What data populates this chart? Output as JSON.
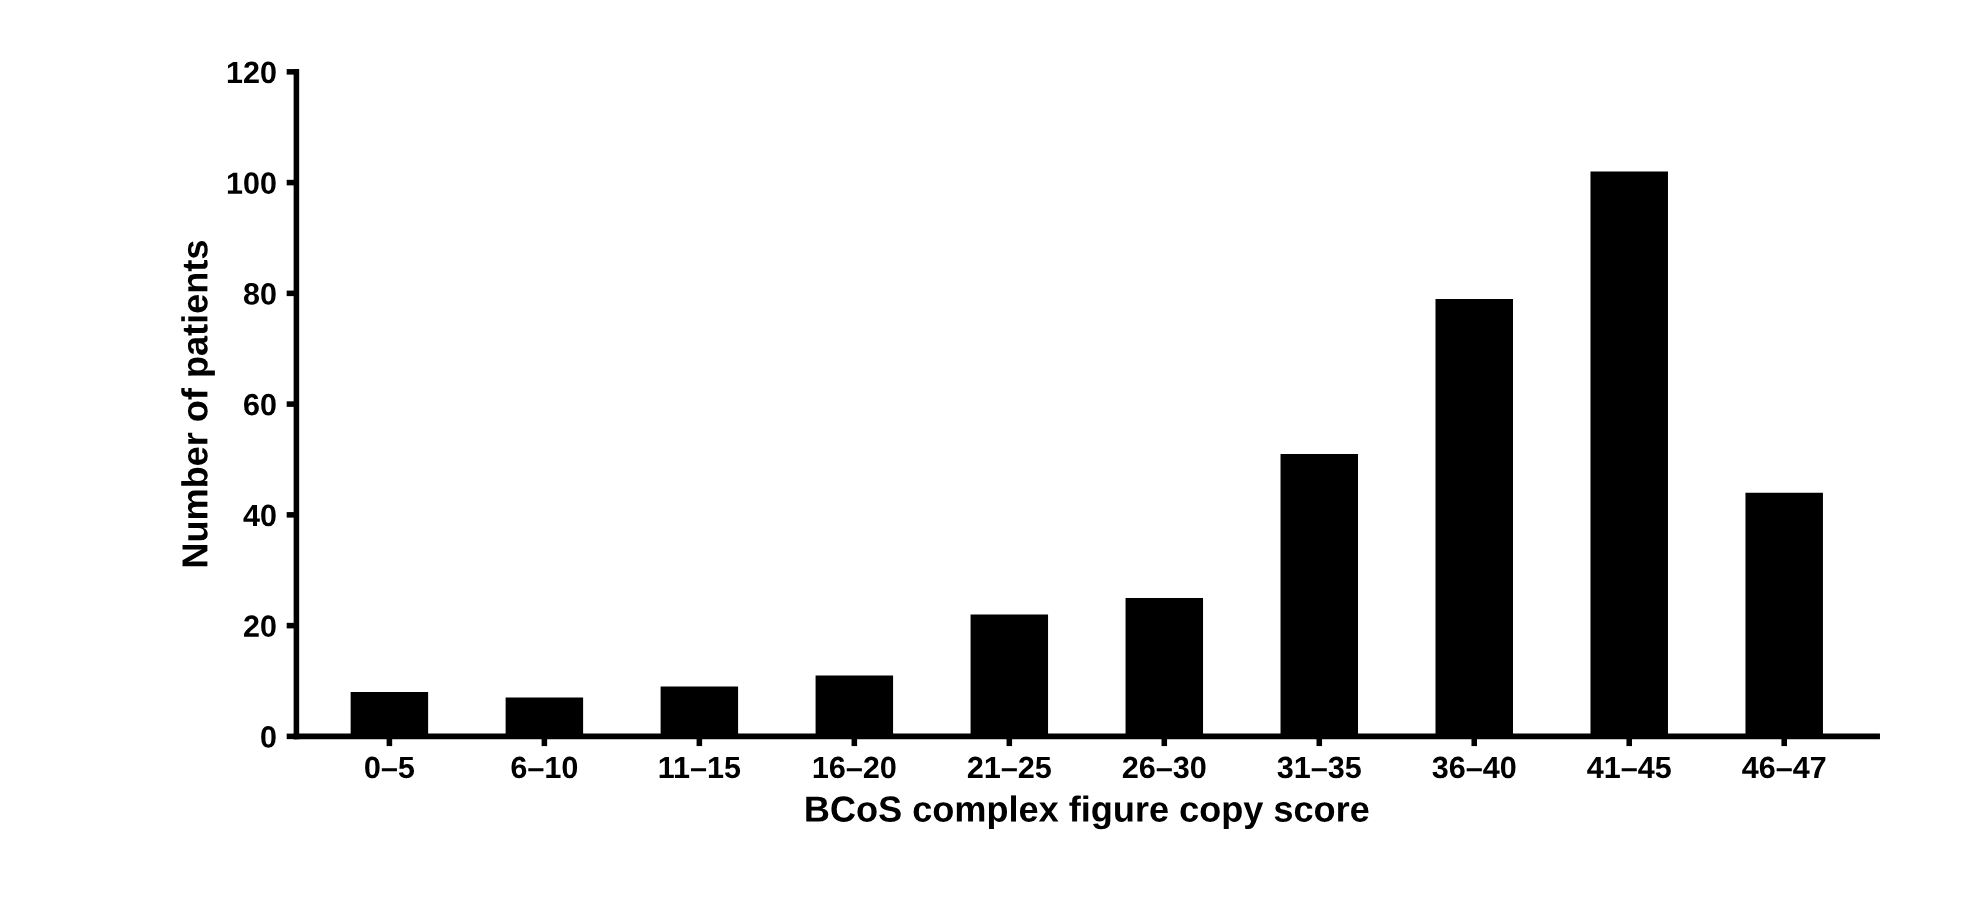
{
  "chart_data": {
    "type": "bar",
    "xlabel": "BCoS complex figure copy score",
    "ylabel": "Number of patients",
    "categories": [
      "0–5",
      "6–10",
      "11–15",
      "16–20",
      "21–25",
      "26–30",
      "31–35",
      "36–40",
      "41–45",
      "46–47"
    ],
    "values": [
      8,
      7,
      9,
      11,
      22,
      25,
      51,
      79,
      102,
      44
    ],
    "color": "#000000",
    "ylim": [
      0,
      120
    ],
    "yticks": [
      0,
      20,
      40,
      60,
      80,
      100,
      120
    ],
    "grid": false
  }
}
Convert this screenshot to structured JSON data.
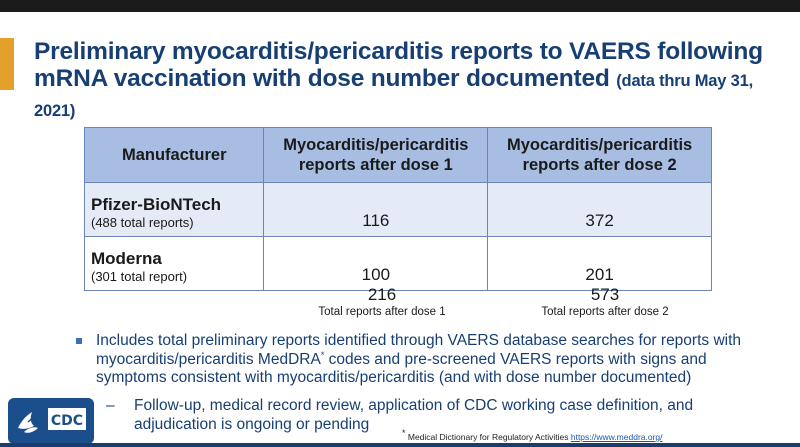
{
  "title": {
    "main": "Preliminary myocarditis/pericarditis reports to VAERS following mRNA vaccination with dose number documented",
    "sub": "(data thru May 31, 2021)"
  },
  "table": {
    "headers": [
      "Manufacturer",
      "Myocarditis/pericarditis reports after dose 1",
      "Myocarditis/pericarditis reports after dose 2"
    ],
    "rows": [
      {
        "manufacturer": "Pfizer-BioNTech",
        "note": "(488 total reports)",
        "dose1": "116",
        "dose2": "372"
      },
      {
        "manufacturer": "Moderna",
        "note": "(301 total report)",
        "dose1": "100",
        "dose2": "201"
      }
    ],
    "totals": {
      "dose1_value": "216",
      "dose1_label": "Total reports after dose 1",
      "dose2_value": "573",
      "dose2_label": "Total reports after dose 2"
    }
  },
  "bullet": {
    "part1": "Includes total preliminary reports identified through VAERS database searches for reports with myocarditis/pericarditis MedDRA",
    "sup": "*",
    "part2": " codes and pre-screened VAERS reports with signs and symptoms consistent with myocarditis/pericarditis (and with dose number documented)"
  },
  "subbullet": {
    "dash": "–",
    "text": "Follow-up, medical record review, application of CDC working case definition, and adjudication is ongoing or pending"
  },
  "footnote": {
    "mark": "*",
    "text": " Medical Dictionary for Regulatory Activities ",
    "link": "https://www.meddra.org/"
  },
  "logo": {
    "text": "CDC",
    "icon": "hhs-eagle-icon"
  },
  "colors": {
    "title": "#173f73",
    "accent": "#e3a12b",
    "header_fill": "#a7bde2",
    "row_fill": "#e4eaf6"
  }
}
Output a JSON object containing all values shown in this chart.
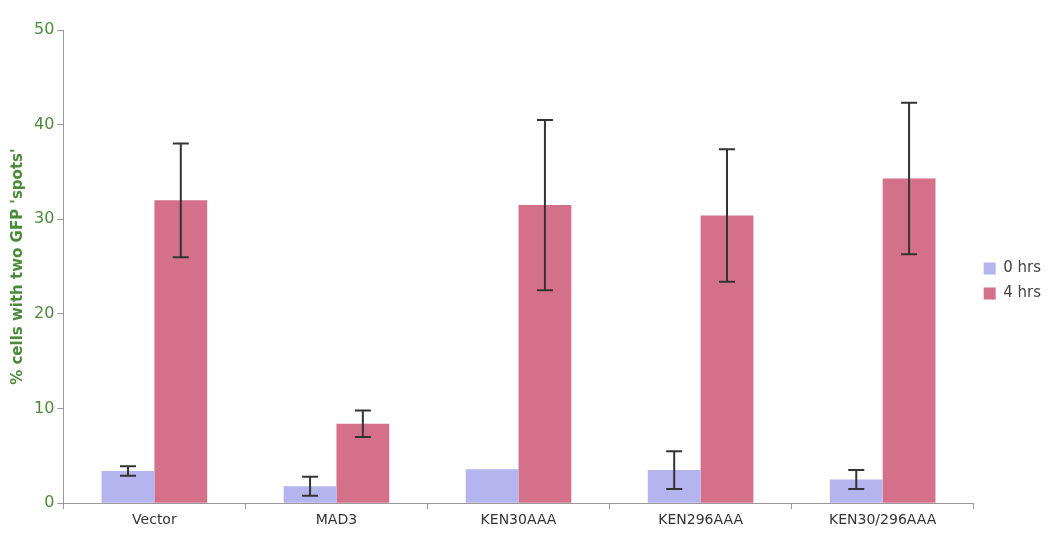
{
  "chart_data": {
    "type": "bar",
    "ylabel": "% cells with two GFP 'spots'",
    "categories": [
      "Vector",
      "MAD3",
      "KEN30AAA",
      "KEN296AAA",
      "KEN30/296AAA"
    ],
    "series": [
      {
        "name": "0 hrs",
        "color": "#b4b4ee",
        "values": [
          3.4,
          1.8,
          3.6,
          3.5,
          2.5
        ],
        "errors": [
          0.5,
          1,
          null,
          2,
          1
        ]
      },
      {
        "name": "4 hrs",
        "color": "#d4708a",
        "values": [
          32,
          8.4,
          31.5,
          30.4,
          34.3
        ],
        "errors": [
          6,
          1.4,
          9,
          7,
          8
        ]
      }
    ],
    "ylim": [
      0,
      50
    ],
    "yticks": [
      0,
      10,
      20,
      30,
      40,
      50
    ],
    "grid": false,
    "legend": "right"
  }
}
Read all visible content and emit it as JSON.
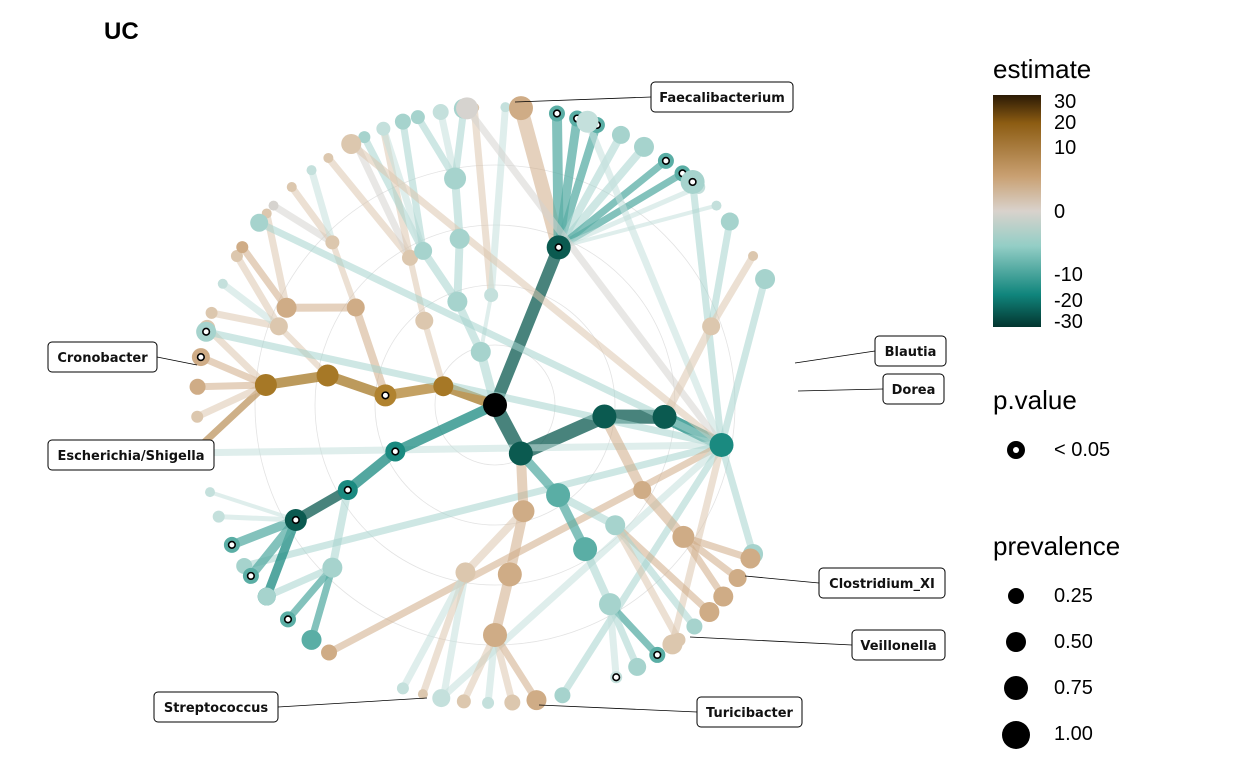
{
  "title": "UC",
  "labels": {
    "faecalibacterium": "Faecalibacterium",
    "cronobacter": "Cronobacter",
    "escherichia": "Escherichia/Shigella",
    "blautia": "Blautia",
    "dorea": "Dorea",
    "clostridium": "Clostridium_XI",
    "veillonella": "Veillonella",
    "streptococcus": "Streptococcus",
    "turicibacter": "Turicibacter"
  },
  "legend": {
    "estimate": {
      "title": "estimate",
      "ticks": [
        "30",
        "20",
        "10",
        "0",
        "-10",
        "-20",
        "-30"
      ],
      "colors": [
        "#2b1a05",
        "#8c5c12",
        "#c9a072",
        "#d9d2cc",
        "#94cec6",
        "#10857c",
        "#03352f"
      ]
    },
    "pvalue": {
      "title": "p.value",
      "item": "< 0.05"
    },
    "prevalence": {
      "title": "prevalence",
      "items": [
        "0.25",
        "0.50",
        "0.75",
        "1.00"
      ]
    }
  }
}
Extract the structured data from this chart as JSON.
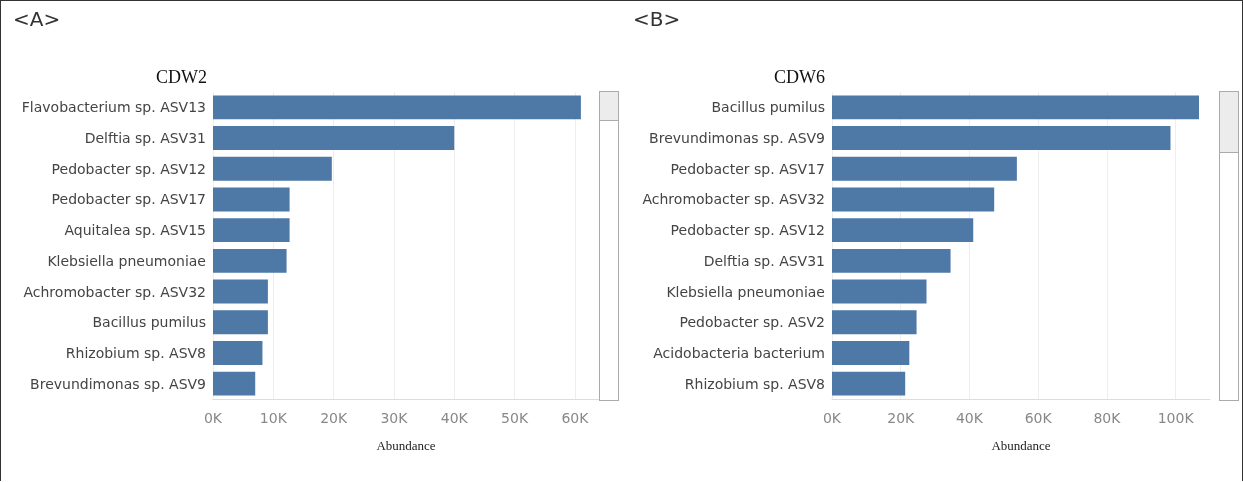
{
  "chart_data": [
    {
      "type": "bar",
      "orientation": "horizontal",
      "title": "CDW2",
      "xlabel": "Abundance",
      "annotations": [
        "<A>"
      ],
      "color": "#4e79a7",
      "grid": "x",
      "categories": [
        "Flavobacterium sp. ASV13",
        "Delftia sp. ASV31",
        "Pedobacter sp. ASV12",
        "Pedobacter sp. ASV17",
        "Aquitalea sp. ASV15",
        "Klebsiella pneumoniae",
        "Achromobacter sp. ASV32",
        "Bacillus pumilus",
        "Rhizobium sp. ASV8",
        "Brevundimonas sp. ASV9"
      ],
      "values": [
        61000,
        40000,
        19700,
        12700,
        12700,
        12200,
        9100,
        9100,
        8200,
        7000
      ],
      "xlim": [
        0,
        64000
      ],
      "xticks": [
        {
          "value": 0,
          "label": "0K"
        },
        {
          "value": 10000,
          "label": "10K"
        },
        {
          "value": 20000,
          "label": "20K"
        },
        {
          "value": 30000,
          "label": "30K"
        },
        {
          "value": 40000,
          "label": "40K"
        },
        {
          "value": 50000,
          "label": "50K"
        },
        {
          "value": 60000,
          "label": "60K"
        }
      ]
    },
    {
      "type": "bar",
      "orientation": "horizontal",
      "title": "CDW6",
      "xlabel": "Abundance",
      "annotations": [
        "<B>"
      ],
      "color": "#4e79a7",
      "grid": "x",
      "categories": [
        "Bacillus pumilus",
        "Brevundimonas sp. ASV9",
        "Pedobacter sp. ASV17",
        "Achromobacter sp. ASV32",
        "Pedobacter sp. ASV12",
        "Delftia sp. ASV31",
        "Klebsiella pneumoniae",
        "Pedobacter sp. ASV2",
        "Acidobacteria bacterium",
        "Rhizobium sp. ASV8"
      ],
      "values": [
        106800,
        98500,
        53800,
        47200,
        41100,
        34500,
        27500,
        24600,
        22500,
        21300
      ],
      "xlim": [
        0,
        110000
      ],
      "xticks": [
        {
          "value": 0,
          "label": "0K"
        },
        {
          "value": 20000,
          "label": "20K"
        },
        {
          "value": 40000,
          "label": "40K"
        },
        {
          "value": 60000,
          "label": "60K"
        },
        {
          "value": 80000,
          "label": "80K"
        },
        {
          "value": 100000,
          "label": "100K"
        }
      ]
    }
  ]
}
——
*TASK ITEM*. Set down every entry exactly as it appears, but skip the pictures.

*COMPLETED TASK*.
What data populates this chart? Output as JSON.
{
  "chart_data": {
    "type": "bar",
    "xlabel": "BCoS complex figure copy score",
    "ylabel": "Number of patients",
    "categories": [
      "0–5",
      "6–10",
      "11–15",
      "16–20",
      "21–25",
      "26–30",
      "31–35",
      "36–40",
      "41–45",
      "46–47"
    ],
    "values": [
      8,
      7,
      9,
      11,
      22,
      25,
      51,
      79,
      102,
      44
    ],
    "color": "#000000",
    "ylim": [
      0,
      120
    ],
    "yticks": [
      0,
      20,
      40,
      60,
      80,
      100,
      120
    ],
    "grid": false
  }
}
Convert this screenshot to structured JSON data.
{
  "title": {
    "main": "Preliminary myocarditis/pericarditis reports to VAERS following mRNA vaccination with dose number documented",
    "sub": "(data thru May 31, 2021)"
  },
  "table": {
    "headers": [
      "Manufacturer",
      "Myocarditis/pericarditis reports after dose 1",
      "Myocarditis/pericarditis reports after dose 2"
    ],
    "rows": [
      {
        "manufacturer": "Pfizer-BioNTech",
        "note": "(488 total reports)",
        "dose1": "116",
        "dose2": "372"
      },
      {
        "manufacturer": "Moderna",
        "note": "(301 total report)",
        "dose1": "100",
        "dose2": "201"
      }
    ],
    "totals": {
      "dose1_value": "216",
      "dose1_label": "Total reports after dose 1",
      "dose2_value": "573",
      "dose2_label": "Total reports after dose 2"
    }
  },
  "bullet": {
    "part1": "Includes total preliminary reports identified through VAERS database searches for reports with myocarditis/pericarditis MedDRA",
    "sup": "*",
    "part2": " codes and pre-screened VAERS reports with signs and symptoms consistent with myocarditis/pericarditis (and with dose number documented)"
  },
  "subbullet": {
    "dash": "–",
    "text": "Follow-up, medical record review, application of CDC working case definition, and adjudication is ongoing or pending"
  },
  "footnote": {
    "mark": "*",
    "text": " Medical Dictionary for Regulatory Activities ",
    "link": "https://www.meddra.org/"
  },
  "logo": {
    "text": "CDC",
    "icon": "hhs-eagle-icon"
  },
  "colors": {
    "title": "#173f73",
    "accent": "#e3a12b",
    "header_fill": "#a7bde2",
    "row_fill": "#e4eaf6"
  }
}
Output a JSON object containing all values shown in this chart.
{
  "chart_data": {
    "type": "bar",
    "ylabel": "% cells with two GFP 'spots'",
    "categories": [
      "Vector",
      "MAD3",
      "KEN30AAA",
      "KEN296AAA",
      "KEN30/296AAA"
    ],
    "series": [
      {
        "name": "0 hrs",
        "color": "#b4b4ee",
        "values": [
          3.4,
          1.8,
          3.6,
          3.5,
          2.5
        ],
        "errors": [
          0.5,
          1,
          null,
          2,
          1
        ]
      },
      {
        "name": "4 hrs",
        "color": "#d4708a",
        "values": [
          32,
          8.4,
          31.5,
          30.4,
          34.3
        ],
        "errors": [
          6,
          1.4,
          9,
          7,
          8
        ]
      }
    ],
    "ylim": [
      0,
      50
    ],
    "yticks": [
      0,
      10,
      20,
      30,
      40,
      50
    ],
    "grid": false,
    "legend": "right"
  }
}
Read all visible content and emit it as JSON.
{
  "title": "UC",
  "labels": {
    "faecalibacterium": "Faecalibacterium",
    "cronobacter": "Cronobacter",
    "escherichia": "Escherichia/Shigella",
    "blautia": "Blautia",
    "dorea": "Dorea",
    "clostridium": "Clostridium_XI",
    "veillonella": "Veillonella",
    "streptococcus": "Streptococcus",
    "turicibacter": "Turicibacter"
  },
  "legend": {
    "estimate": {
      "title": "estimate",
      "ticks": [
        "30",
        "20",
        "10",
        "0",
        "-10",
        "-20",
        "-30"
      ],
      "colors": [
        "#2b1a05",
        "#8c5c12",
        "#c9a072",
        "#d9d2cc",
        "#94cec6",
        "#10857c",
        "#03352f"
      ]
    },
    "pvalue": {
      "title": "p.value",
      "item": "< 0.05"
    },
    "prevalence": {
      "title": "prevalence",
      "items": [
        "0.25",
        "0.50",
        "0.75",
        "1.00"
      ]
    }
  }
}
Extract the structured data from this chart as JSON.
{
  "chart_data": [
    {
      "type": "bar",
      "orientation": "horizontal",
      "title": "CDW2",
      "xlabel": "Abundance",
      "annotations": [
        "<A>"
      ],
      "color": "#4e79a7",
      "grid": "x",
      "categories": [
        "Flavobacterium sp. ASV13",
        "Delftia sp. ASV31",
        "Pedobacter sp. ASV12",
        "Pedobacter sp. ASV17",
        "Aquitalea sp. ASV15",
        "Klebsiella pneumoniae",
        "Achromobacter sp. ASV32",
        "Bacillus pumilus",
        "Rhizobium sp. ASV8",
        "Brevundimonas sp. ASV9"
      ],
      "values": [
        61000,
        40000,
        19700,
        12700,
        12700,
        12200,
        9100,
        9100,
        8200,
        7000
      ],
      "xlim": [
        0,
        64000
      ],
      "xticks": [
        {
          "value": 0,
          "label": "0K"
        },
        {
          "value": 10000,
          "label": "10K"
        },
        {
          "value": 20000,
          "label": "20K"
        },
        {
          "value": 30000,
          "label": "30K"
        },
        {
          "value": 40000,
          "label": "40K"
        },
        {
          "value": 50000,
          "label": "50K"
        },
        {
          "value": 60000,
          "label": "60K"
        }
      ]
    },
    {
      "type": "bar",
      "orientation": "horizontal",
      "title": "CDW6",
      "xlabel": "Abundance",
      "annotations": [
        "<B>"
      ],
      "color": "#4e79a7",
      "grid": "x",
      "categories": [
        "Bacillus pumilus",
        "Brevundimonas sp. ASV9",
        "Pedobacter sp. ASV17",
        "Achromobacter sp. ASV32",
        "Pedobacter sp. ASV12",
        "Delftia sp. ASV31",
        "Klebsiella pneumoniae",
        "Pedobacter sp. ASV2",
        "Acidobacteria bacterium",
        "Rhizobium sp. ASV8"
      ],
      "values": [
        106800,
        98500,
        53800,
        47200,
        41100,
        34500,
        27500,
        24600,
        22500,
        21300
      ],
      "xlim": [
        0,
        110000
      ],
      "xticks": [
        {
          "value": 0,
          "label": "0K"
        },
        {
          "value": 20000,
          "label": "20K"
        },
        {
          "value": 40000,
          "label": "40K"
        },
        {
          "value": 60000,
          "label": "60K"
        },
        {
          "value": 80000,
          "label": "80K"
        },
        {
          "value": 100000,
          "label": "100K"
        }
      ]
    }
  ]
}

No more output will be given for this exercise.